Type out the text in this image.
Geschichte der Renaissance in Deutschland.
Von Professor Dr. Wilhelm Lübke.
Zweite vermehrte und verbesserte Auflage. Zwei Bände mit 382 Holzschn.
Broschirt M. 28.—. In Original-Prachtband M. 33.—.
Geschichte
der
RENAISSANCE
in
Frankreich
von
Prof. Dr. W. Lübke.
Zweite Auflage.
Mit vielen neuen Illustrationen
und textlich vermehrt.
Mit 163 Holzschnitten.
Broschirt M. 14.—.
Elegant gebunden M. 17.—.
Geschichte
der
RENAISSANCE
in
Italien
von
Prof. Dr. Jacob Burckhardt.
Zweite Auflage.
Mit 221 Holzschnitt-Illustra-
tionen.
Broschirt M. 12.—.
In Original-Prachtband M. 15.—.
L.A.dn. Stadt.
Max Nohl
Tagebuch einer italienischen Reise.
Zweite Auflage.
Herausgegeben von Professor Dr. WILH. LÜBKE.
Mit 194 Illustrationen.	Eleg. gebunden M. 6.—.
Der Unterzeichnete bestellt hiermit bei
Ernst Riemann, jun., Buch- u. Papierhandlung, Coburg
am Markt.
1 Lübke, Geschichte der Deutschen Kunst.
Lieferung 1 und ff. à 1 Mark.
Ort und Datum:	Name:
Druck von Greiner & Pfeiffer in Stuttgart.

• **PROBLEM DESCRIPTION**:
Give the records above again, word for word.

• **OUTPUT FOR THIS TASK**:
Type out the text in this image.
Geschichte der Renaissance in Deutschland.
Von Professor Dr. Wilhelm Lübke.
Zweite vermehrte und verbesserte Auflage. Zwei Bände mit 382 Holzschn.
Broschirt M. 28.—. In Original-Prachtband M. 33.—.
Geschichte
der
RENAISSANCE
in
Frankreich
von
Prof. Dr. W. Lübke.
Zweite Auflage.
Mit vielen neuen Illustrationen
und textlich vermehrt.
Mit 163 Holzschnitten.
Broschirt M. 14.—.
Elegant gebunden M. 17.—.
Geschichte
der
RENAISSANCE
in
Italien
von
Prof. Dr. Jacob Burckhardt.
Zweite Auflage.
Mit 221 Holzschnitt-Illustra-
tionen.
Broschirt M. 12.—.
In Original-Prachtband M. 15.—.
L.A.dn. Stadt.
Max Nohl
Tagebuch einer italienischen Reise.
Zweite Auflage.
Herausgegeben von Professor Dr. WILH. LÜBKE.
Mit 194 Illustrationen.	Eleg. gebunden M. 6.—.
Der Unterzeichnete bestellt hiermit bei
Ernst Riemann, jun., Buch- u. Papierhandlung, Coburg
am Markt.
1 Lübke, Geschichte der Deutschen Kunst.
Lieferung 1 und ff. à 1 Mark.
Ort und Datum:	Name:
Druck von Greiner & Pfeiffer in Stuttgart.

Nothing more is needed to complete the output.